▶ The problem: In the post on why female professors leave the biological sciences, how much does a female primary investigator receive for every dollar a male primary investigator receives?

▶ Extracted text:
Monday, September 24, 2007

Why Do Female Professors Leave the Biological Sciences?

InsideHigherEd.com recently posted an article called Why Women Leave Academic Medicine which describes the efforts of Phoebe Leboy, president-elect of the Association for Women in Science, to understand and ameliorate the lack of women in higher level academic positions -- dean, department chair, tenured professor -- in the biological sciences.

In contrast to the physical sciences, women earn half of the Ph.D.s awarded in biological sciences, so the problem is not attracting qualified women to the field, it's about keeping them there. Family-unfriendly policies and practices that disproportionately affect women are part of the problem, Leboy says. Another key seems to be research project grants, which are disproportionately awarded to male scientists.

The average male researcher, according to NIH data Leboy cited, has 1.4 basic research project grants, compared to slightly less than 1.3 for women. While men and women earn new NIH grants at roughly the same rate, women get “consistently fewer” competing renewals grants than men do. And for every dollar a male primary investigator receives, women get 80 cents.

▶ Provided material:
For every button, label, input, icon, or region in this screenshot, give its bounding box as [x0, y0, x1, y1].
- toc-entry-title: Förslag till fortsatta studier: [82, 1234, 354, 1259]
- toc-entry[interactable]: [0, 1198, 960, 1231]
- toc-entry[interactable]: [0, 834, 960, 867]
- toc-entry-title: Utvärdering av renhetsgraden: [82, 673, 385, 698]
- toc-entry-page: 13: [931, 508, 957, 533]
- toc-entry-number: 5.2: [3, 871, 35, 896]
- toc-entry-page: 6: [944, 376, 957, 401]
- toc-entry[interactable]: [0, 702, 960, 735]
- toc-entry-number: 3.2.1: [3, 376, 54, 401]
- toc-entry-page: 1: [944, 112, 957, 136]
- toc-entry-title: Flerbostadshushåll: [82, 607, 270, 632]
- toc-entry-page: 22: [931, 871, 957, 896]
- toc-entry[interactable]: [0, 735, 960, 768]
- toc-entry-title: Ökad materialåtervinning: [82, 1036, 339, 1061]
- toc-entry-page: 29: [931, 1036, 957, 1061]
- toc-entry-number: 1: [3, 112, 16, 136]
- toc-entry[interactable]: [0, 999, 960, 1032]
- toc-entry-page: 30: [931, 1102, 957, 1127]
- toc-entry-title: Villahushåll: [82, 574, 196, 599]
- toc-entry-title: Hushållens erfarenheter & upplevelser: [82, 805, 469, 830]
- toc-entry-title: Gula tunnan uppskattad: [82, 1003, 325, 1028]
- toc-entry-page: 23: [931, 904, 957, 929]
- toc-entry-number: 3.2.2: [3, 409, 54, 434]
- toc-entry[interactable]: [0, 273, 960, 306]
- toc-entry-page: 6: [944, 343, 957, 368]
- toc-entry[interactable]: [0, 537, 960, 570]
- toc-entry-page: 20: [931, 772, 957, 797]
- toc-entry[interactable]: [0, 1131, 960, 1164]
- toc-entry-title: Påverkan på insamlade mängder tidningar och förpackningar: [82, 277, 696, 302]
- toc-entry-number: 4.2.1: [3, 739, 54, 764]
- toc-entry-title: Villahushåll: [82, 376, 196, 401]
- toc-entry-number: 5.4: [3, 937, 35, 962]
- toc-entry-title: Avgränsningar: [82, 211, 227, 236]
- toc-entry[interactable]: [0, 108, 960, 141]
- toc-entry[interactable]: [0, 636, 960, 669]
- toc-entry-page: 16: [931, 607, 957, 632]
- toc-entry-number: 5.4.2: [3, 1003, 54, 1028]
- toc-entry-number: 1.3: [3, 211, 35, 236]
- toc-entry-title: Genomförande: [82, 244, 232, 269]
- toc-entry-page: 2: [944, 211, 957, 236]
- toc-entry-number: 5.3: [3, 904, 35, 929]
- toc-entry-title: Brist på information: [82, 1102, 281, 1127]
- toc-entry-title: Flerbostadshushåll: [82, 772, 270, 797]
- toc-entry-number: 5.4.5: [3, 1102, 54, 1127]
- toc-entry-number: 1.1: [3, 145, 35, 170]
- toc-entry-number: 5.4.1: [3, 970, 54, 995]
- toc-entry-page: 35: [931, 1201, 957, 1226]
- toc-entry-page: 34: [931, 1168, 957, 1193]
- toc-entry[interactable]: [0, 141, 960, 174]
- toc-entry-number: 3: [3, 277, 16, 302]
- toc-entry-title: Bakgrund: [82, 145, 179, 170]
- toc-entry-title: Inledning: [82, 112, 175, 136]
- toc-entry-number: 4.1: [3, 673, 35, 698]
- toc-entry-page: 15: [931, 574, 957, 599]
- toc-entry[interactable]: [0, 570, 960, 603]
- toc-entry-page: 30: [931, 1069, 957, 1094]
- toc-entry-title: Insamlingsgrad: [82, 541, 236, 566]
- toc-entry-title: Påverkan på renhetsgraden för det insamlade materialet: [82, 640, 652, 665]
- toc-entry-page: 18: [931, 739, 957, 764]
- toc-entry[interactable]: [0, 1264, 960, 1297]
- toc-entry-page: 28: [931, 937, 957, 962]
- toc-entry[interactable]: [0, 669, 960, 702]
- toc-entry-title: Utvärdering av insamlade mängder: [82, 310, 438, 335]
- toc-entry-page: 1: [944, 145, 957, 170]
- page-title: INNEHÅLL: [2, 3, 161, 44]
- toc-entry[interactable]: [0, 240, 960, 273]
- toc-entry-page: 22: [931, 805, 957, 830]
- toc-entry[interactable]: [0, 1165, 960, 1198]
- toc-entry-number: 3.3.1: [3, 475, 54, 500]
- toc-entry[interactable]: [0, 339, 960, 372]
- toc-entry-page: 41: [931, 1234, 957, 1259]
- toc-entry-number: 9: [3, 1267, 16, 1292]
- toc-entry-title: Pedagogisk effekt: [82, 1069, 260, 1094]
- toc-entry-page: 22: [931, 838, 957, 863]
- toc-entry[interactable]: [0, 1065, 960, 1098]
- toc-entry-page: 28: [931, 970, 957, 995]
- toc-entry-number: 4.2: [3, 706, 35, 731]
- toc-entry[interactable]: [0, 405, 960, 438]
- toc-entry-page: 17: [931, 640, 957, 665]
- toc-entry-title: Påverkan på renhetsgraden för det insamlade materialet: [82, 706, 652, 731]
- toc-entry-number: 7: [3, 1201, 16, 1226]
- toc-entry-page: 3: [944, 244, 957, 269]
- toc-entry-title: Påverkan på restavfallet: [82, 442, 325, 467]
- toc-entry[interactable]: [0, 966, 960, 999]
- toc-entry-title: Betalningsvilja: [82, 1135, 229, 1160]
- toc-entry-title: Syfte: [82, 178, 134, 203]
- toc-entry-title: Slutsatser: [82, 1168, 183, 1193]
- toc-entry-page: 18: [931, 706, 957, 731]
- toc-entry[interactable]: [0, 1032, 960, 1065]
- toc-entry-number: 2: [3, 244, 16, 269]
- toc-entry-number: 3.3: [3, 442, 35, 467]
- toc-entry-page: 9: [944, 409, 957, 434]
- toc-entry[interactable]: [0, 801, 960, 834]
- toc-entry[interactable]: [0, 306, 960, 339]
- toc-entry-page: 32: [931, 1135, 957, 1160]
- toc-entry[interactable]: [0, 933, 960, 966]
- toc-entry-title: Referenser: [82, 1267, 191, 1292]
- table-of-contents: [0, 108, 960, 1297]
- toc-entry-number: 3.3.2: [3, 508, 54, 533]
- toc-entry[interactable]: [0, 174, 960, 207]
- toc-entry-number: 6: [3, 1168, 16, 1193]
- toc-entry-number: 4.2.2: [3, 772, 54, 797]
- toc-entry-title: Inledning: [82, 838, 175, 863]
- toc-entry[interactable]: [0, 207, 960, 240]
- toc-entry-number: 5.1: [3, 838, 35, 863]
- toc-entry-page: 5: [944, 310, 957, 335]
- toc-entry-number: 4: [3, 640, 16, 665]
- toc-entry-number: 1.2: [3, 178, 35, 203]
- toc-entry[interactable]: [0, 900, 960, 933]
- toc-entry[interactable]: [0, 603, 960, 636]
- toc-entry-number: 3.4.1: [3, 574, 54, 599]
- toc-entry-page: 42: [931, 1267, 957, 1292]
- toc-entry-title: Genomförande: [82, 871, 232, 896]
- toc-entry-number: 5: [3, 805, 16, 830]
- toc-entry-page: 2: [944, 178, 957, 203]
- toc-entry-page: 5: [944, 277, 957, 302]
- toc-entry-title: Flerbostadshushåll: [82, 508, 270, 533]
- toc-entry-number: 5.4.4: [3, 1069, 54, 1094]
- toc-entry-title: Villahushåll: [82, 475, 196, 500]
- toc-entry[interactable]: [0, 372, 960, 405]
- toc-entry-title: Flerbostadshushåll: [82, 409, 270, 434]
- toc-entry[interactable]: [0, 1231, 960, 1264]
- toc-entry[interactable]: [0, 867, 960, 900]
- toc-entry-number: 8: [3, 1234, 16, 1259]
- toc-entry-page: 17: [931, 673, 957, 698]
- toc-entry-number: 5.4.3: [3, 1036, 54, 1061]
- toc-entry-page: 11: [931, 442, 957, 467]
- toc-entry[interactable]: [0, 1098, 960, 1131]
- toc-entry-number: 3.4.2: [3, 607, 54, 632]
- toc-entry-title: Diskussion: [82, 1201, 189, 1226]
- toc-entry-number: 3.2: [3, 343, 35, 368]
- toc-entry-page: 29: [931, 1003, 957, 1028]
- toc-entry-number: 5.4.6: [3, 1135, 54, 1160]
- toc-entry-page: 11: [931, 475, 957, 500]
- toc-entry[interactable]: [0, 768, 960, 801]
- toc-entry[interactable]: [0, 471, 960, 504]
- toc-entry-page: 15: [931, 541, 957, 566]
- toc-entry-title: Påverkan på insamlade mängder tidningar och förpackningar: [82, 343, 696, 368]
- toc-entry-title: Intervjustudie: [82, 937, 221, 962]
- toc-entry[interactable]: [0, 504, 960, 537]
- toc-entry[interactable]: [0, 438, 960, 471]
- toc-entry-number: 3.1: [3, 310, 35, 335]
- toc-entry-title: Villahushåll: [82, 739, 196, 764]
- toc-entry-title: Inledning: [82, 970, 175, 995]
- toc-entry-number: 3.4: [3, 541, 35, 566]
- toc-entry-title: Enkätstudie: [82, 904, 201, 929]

▶ Solution below: Women get 80 cents for every dollar a male primary investigator receives.